Exercise aim >>
Present each line of the entries below that holds the word "JSON".

Given entries >>
● ● ● ●
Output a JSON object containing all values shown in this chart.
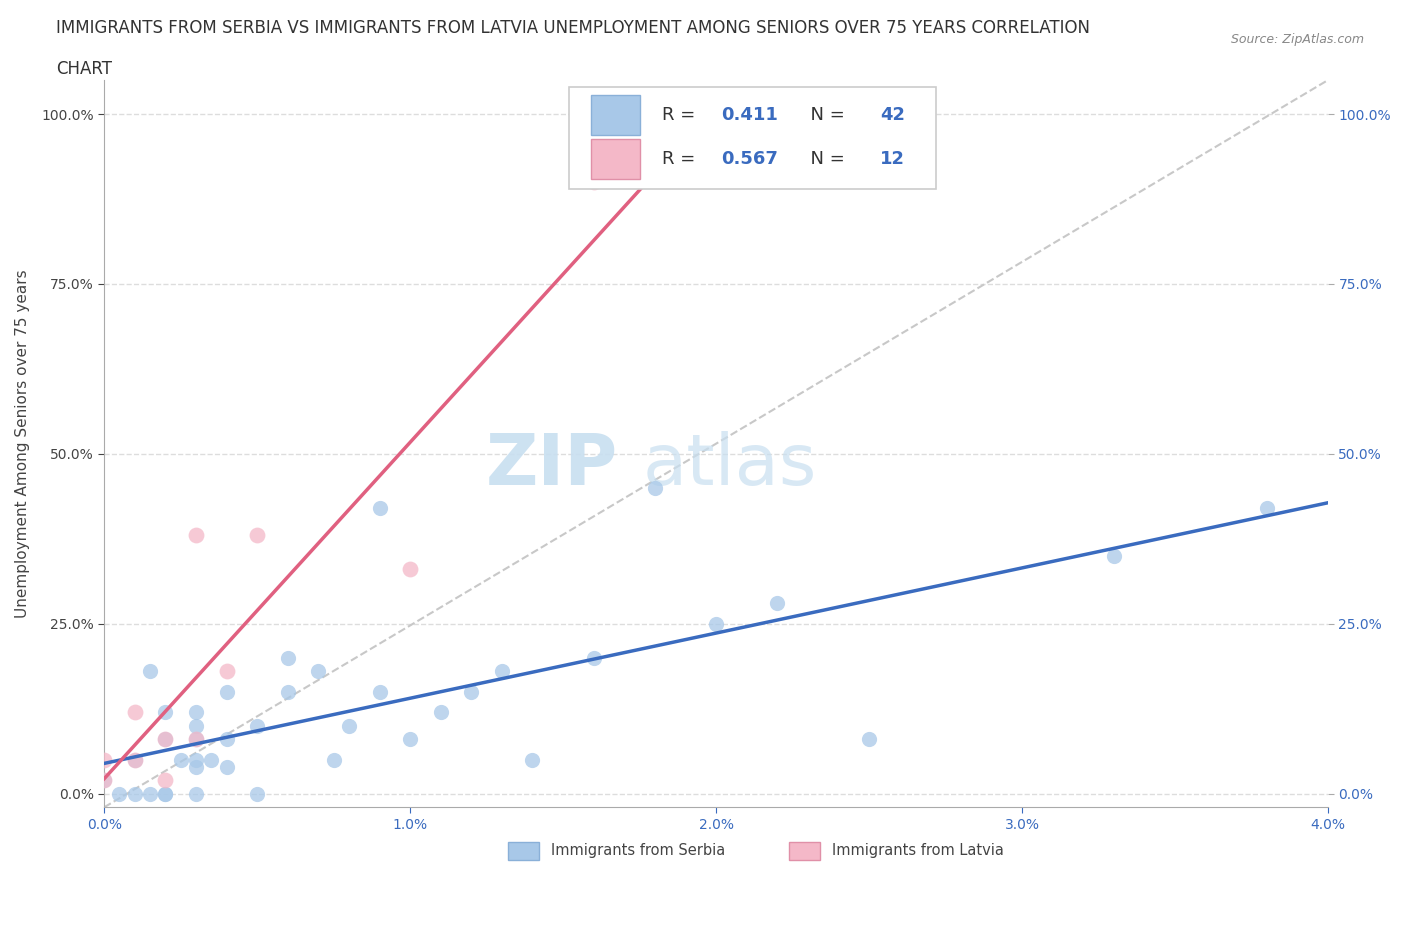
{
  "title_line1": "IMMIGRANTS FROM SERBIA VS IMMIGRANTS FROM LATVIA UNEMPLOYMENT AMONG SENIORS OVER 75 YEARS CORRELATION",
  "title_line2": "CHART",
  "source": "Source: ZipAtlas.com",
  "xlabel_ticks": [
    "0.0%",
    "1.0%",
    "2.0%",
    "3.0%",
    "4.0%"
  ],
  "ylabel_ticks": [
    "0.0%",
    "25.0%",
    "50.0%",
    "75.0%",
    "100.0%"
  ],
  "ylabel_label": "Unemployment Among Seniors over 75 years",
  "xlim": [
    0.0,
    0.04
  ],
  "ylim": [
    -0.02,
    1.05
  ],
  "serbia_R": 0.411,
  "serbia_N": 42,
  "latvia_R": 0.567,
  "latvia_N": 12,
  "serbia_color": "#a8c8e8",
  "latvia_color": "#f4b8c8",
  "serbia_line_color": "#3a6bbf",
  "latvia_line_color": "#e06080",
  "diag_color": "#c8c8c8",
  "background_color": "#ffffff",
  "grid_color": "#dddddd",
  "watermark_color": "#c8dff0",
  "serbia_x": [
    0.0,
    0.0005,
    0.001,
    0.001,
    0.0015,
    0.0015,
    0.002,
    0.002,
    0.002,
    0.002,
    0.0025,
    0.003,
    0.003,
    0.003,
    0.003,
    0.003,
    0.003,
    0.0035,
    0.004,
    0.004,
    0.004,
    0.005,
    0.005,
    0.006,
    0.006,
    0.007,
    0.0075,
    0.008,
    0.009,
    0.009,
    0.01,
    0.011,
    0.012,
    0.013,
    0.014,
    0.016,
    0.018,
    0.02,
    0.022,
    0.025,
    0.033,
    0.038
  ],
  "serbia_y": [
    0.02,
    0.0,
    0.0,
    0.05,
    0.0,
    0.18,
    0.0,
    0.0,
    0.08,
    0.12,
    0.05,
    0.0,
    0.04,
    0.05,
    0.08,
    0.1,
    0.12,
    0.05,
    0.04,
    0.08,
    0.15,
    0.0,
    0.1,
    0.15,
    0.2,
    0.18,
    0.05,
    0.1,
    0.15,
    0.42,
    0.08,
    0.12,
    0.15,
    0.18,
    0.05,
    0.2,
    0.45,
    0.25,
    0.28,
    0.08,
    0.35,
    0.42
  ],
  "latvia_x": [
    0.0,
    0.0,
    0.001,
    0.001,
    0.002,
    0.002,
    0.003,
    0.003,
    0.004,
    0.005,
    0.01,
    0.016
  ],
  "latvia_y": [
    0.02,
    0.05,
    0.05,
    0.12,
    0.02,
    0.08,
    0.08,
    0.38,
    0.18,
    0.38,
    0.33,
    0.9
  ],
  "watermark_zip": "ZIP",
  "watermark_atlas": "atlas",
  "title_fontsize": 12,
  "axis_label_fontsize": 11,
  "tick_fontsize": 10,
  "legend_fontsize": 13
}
● ● ● ●
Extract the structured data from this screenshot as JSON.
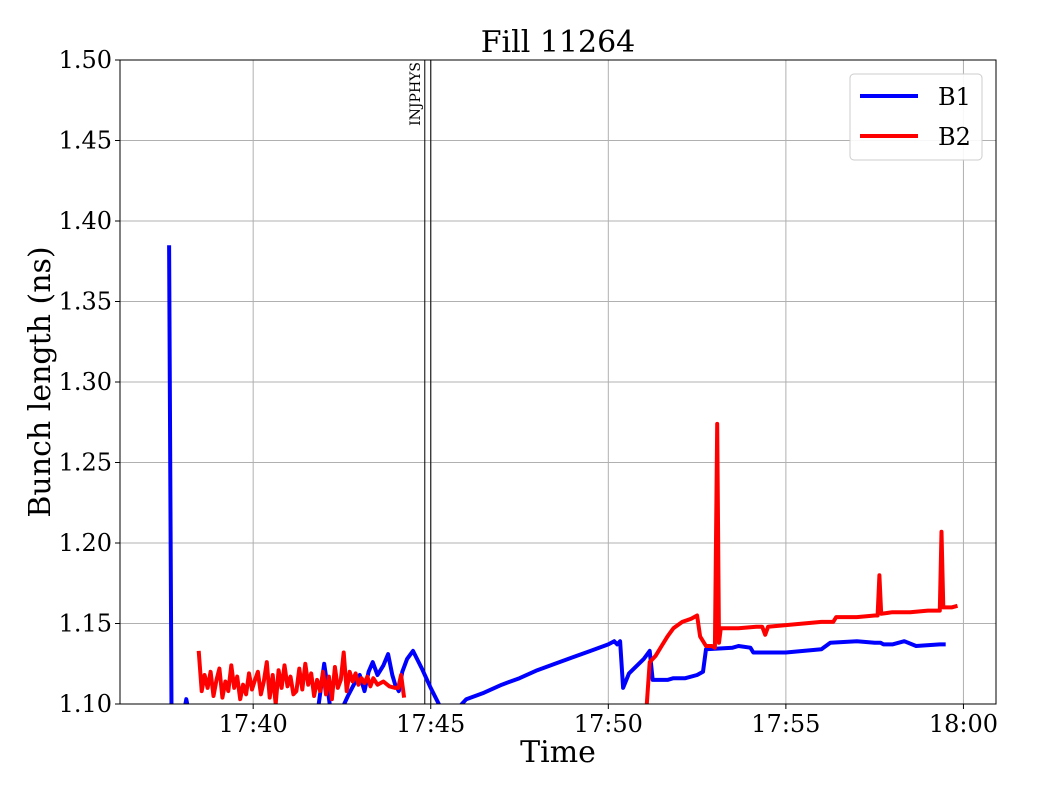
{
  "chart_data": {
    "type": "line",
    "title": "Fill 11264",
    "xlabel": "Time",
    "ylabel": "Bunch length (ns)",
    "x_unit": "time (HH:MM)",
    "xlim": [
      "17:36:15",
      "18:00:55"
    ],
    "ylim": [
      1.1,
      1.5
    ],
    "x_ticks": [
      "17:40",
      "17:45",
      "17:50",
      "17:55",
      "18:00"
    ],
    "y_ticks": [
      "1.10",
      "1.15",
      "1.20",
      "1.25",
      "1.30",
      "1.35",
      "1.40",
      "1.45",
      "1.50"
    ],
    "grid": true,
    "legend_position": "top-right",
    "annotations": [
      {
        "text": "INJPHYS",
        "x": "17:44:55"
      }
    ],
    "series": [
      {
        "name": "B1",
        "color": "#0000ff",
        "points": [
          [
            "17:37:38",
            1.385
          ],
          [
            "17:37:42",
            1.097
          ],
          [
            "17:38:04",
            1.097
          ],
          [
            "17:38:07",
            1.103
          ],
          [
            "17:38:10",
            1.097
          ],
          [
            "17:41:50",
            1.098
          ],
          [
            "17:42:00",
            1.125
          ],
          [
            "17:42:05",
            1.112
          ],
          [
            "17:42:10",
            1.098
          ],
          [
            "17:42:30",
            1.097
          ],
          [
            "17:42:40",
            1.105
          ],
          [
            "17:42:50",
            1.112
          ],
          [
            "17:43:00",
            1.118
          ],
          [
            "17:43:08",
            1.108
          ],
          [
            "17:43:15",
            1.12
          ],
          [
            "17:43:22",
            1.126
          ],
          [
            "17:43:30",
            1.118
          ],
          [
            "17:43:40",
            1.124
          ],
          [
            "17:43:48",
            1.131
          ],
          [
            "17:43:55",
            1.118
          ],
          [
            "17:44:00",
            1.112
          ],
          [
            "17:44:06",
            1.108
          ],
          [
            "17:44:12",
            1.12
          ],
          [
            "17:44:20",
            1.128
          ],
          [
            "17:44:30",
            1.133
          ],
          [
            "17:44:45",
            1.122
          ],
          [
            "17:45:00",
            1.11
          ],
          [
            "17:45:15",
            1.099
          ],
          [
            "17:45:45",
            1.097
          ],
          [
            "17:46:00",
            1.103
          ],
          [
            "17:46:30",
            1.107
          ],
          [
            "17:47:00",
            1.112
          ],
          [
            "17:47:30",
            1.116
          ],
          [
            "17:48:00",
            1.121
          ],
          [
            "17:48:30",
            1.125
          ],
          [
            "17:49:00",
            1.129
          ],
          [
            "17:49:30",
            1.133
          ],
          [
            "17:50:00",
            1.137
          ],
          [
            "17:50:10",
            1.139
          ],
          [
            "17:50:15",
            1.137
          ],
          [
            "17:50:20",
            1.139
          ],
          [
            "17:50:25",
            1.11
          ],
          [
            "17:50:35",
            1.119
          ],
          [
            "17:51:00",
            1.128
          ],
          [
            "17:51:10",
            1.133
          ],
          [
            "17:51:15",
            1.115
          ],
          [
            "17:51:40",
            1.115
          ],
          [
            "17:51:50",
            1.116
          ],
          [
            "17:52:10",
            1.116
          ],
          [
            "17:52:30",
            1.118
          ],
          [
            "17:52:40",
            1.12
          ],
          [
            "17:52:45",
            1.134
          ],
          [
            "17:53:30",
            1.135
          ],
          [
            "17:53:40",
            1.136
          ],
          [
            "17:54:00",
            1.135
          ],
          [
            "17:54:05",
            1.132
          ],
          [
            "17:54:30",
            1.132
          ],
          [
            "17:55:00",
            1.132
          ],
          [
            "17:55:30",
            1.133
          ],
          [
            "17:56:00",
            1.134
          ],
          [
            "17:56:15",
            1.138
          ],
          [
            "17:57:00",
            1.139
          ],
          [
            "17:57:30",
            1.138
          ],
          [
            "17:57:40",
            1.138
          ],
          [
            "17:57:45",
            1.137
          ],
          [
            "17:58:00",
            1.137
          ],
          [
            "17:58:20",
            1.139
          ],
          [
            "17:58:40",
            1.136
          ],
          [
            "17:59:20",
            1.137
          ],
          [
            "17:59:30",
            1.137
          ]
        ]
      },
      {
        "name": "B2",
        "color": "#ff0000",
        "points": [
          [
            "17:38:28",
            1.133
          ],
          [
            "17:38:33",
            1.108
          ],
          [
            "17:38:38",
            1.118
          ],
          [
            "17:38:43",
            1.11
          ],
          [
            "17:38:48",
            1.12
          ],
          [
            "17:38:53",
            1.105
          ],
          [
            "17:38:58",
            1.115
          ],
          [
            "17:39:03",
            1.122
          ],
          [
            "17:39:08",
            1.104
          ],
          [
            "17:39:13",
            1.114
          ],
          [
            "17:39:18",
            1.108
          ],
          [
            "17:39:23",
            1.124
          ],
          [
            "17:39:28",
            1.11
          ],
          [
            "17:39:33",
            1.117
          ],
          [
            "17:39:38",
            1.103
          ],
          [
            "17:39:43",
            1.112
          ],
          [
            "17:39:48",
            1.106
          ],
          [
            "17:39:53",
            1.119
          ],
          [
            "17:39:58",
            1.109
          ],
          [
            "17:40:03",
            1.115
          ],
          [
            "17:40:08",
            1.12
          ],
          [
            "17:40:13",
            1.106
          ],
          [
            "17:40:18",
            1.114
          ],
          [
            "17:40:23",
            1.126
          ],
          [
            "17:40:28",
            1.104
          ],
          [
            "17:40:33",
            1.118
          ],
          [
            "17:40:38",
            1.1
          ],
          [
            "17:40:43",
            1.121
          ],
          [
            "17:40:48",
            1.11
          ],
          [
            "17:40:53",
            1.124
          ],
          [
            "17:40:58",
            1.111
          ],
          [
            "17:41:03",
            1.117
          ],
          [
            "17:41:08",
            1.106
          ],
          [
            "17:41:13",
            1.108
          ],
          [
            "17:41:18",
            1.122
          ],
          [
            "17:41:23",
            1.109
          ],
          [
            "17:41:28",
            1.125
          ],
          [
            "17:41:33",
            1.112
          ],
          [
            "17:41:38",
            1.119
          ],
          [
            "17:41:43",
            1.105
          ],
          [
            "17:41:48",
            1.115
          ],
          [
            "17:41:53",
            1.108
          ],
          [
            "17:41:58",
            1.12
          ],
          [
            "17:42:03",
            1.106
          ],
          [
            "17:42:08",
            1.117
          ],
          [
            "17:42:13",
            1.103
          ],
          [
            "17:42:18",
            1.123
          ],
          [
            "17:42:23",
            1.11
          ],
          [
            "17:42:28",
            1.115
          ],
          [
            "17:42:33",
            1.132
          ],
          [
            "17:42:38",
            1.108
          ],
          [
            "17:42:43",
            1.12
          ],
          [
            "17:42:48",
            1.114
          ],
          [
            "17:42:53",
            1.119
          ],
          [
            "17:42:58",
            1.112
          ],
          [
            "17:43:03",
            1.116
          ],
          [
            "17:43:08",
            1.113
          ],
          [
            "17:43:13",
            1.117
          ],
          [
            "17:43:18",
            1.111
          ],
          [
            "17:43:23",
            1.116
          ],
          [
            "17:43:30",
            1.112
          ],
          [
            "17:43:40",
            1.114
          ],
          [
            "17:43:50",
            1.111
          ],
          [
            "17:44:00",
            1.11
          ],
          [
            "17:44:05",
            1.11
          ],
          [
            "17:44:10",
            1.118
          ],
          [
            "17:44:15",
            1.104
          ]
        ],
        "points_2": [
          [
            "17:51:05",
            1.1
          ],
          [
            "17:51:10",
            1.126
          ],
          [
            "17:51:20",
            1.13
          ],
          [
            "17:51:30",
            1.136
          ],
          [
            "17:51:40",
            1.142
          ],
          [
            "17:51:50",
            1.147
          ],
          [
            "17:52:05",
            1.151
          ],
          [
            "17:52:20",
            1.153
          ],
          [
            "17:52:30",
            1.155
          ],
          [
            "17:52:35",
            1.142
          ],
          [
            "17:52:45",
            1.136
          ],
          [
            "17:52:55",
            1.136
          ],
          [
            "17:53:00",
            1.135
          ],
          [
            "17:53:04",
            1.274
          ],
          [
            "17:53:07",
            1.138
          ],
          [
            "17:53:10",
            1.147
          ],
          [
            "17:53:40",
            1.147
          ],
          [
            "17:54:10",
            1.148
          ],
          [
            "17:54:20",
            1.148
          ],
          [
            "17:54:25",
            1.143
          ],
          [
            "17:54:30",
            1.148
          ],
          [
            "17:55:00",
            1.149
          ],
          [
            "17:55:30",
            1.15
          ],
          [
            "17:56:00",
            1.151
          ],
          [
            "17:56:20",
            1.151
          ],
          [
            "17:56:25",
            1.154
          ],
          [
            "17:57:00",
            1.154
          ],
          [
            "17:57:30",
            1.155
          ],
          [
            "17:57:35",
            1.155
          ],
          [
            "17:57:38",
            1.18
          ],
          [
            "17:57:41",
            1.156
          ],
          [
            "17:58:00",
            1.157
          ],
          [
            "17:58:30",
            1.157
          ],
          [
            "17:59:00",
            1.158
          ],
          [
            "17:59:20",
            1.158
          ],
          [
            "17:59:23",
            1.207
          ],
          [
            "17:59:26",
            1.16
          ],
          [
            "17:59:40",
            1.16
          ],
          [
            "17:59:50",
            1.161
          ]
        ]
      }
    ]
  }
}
● ● ● ●
Result of the task >>
Output a JSON object containing all values shown in this chart.
Extract the structured data from this screenshot as JSON.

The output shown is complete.